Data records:
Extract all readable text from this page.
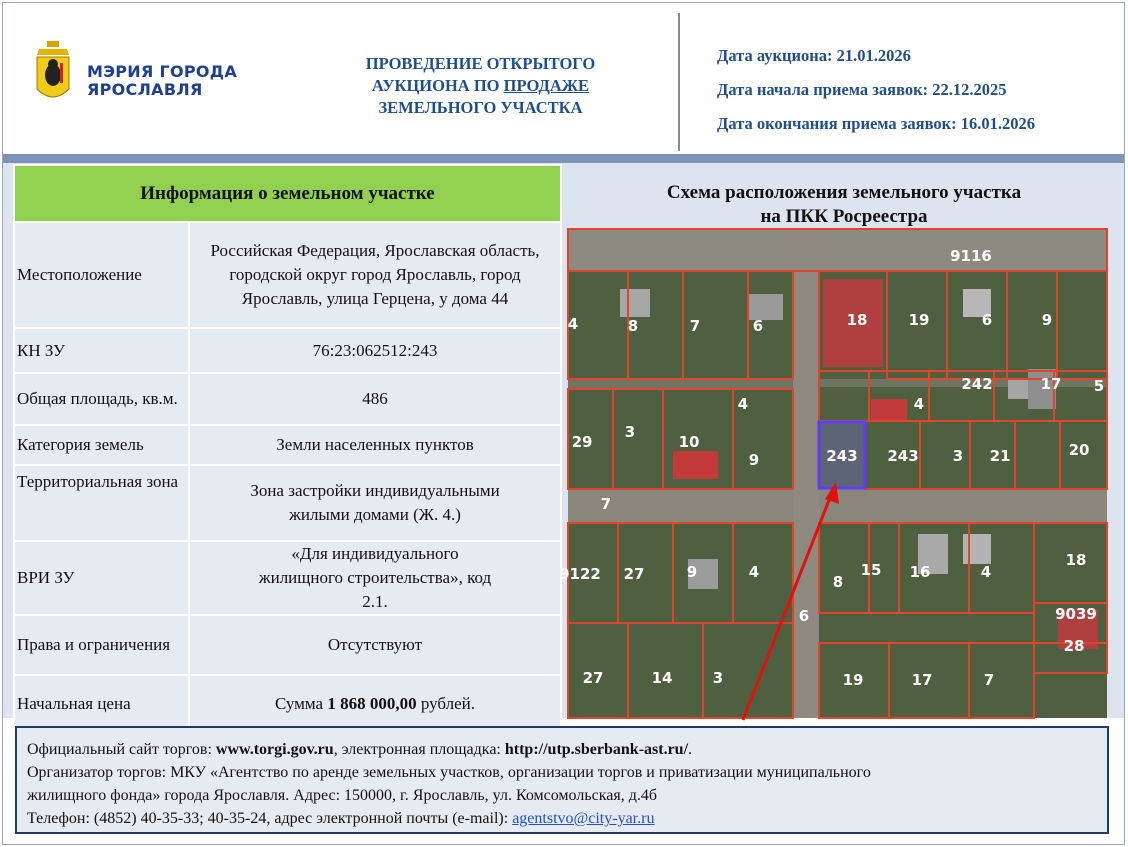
МЭРИЯ ГОРОДА
ЯРОСЛАВЛЯ
ПРОВЕДЕНИЕ ОТКРЫТОГО
АУКЦИОНА ПО ПРОДАЖЕ
ЗЕМЕЛЬНОГО УЧАСТКА
Дата аукциона: 21.01.2026
Дата начала приема заявок: 22.12.2025
Дата окончания приема заявок: 16.01.2026
Информация о земельном участке	
Местоположение	Российская Федерация, Ярославская область, городской округ город Ярославль, город Ярославль, улица Герцена, у дома 44
КН ЗУ	76:23:062512:243
Общая площадь, кв.м.	486
Категория земель	Земли населенных пунктов
Территориальная зона	Зона застройки индивидуальными жилыми домами (Ж. 4.)
ВРИ ЗУ	«Для индивидуального жилищного строительства», код 2.1.
Права и ограничения	Отсутствуют
Начальная цена	Сумма 1 868 000,00 рублей.
Схема расположения земельного участка
на ПКК Росреестра
9116
4	8	7	6	18	19	6	9
242	17 5
4
4
29
3
10
9	243 3 21	20
7
9122 27	9	4
8
15 16	4
18
6	9039
28
27	14	3	19	17	7
243
Официальный сайт торгов: www.torgi.gov.ru, электронная площадка: http://utp.sberbank-ast.ru/.
Организатор торгов: МКУ «Агентство по аренде земельных участков, организации торгов и приватизации муниципального
жилищного фонда» города Ярославля. Адрес: 150000, г. Ярославль, ул. Комсомольская, д.4б
Телефон: (4852) 40-35-33; 40-35-24, адрес электронной почты (e-mail): agentstvo@city-yar.ru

**Exercise prompt:** Your copy should repeat each entry above exactly but contain no pictures.

**Full output:**
Extract all readable text from this page.
МЭРИЯ ГОРОДА
ЯРОСЛАВЛЯ
ПРОВЕДЕНИЕ ОТКРЫТОГО
АУКЦИОНА ПО ПРОДАЖЕ
ЗЕМЕЛЬНОГО УЧАСТКА
Дата аукциона: 21.01.2026
Дата начала приема заявок: 22.12.2025
Дата окончания приема заявок: 16.01.2026
Информация о земельном участке	
Местоположение	Российская Федерация, Ярославская область, городской округ город Ярославль, город Ярославль, улица Герцена, у дома 44
КН ЗУ	76:23:062512:243
Общая площадь, кв.м.	486
Категория земель	Земли населенных пунктов
Территориальная зона	Зона застройки индивидуальными жилыми домами (Ж. 4.)
ВРИ ЗУ	«Для индивидуального жилищного строительства», код 2.1.
Права и ограничения	Отсутствуют
Начальная цена	Сумма 1 868 000,00 рублей.
Схема расположения земельного участка
на ПКК Росреестра
9116
4	8	7	6	18	19	6	9
242	17 5
4
4
29
3
10
9	243 3 21	20
7
9122 27	9	4
8
15 16	4
18
6	9039
28
27	14	3	19	17	7
243
Официальный сайт торгов: www.torgi.gov.ru, электронная площадка: http://utp.sberbank-ast.ru/.
Организатор торгов: МКУ «Агентство по аренде земельных участков, организации торгов и приватизации муниципального
жилищного фонда» города Ярославля. Адрес: 150000, г. Ярославль, ул. Комсомольская, д.4б
Телефон: (4852) 40-35-33; 40-35-24, адрес электронной почты (e-mail): agentstvo@city-yar.ru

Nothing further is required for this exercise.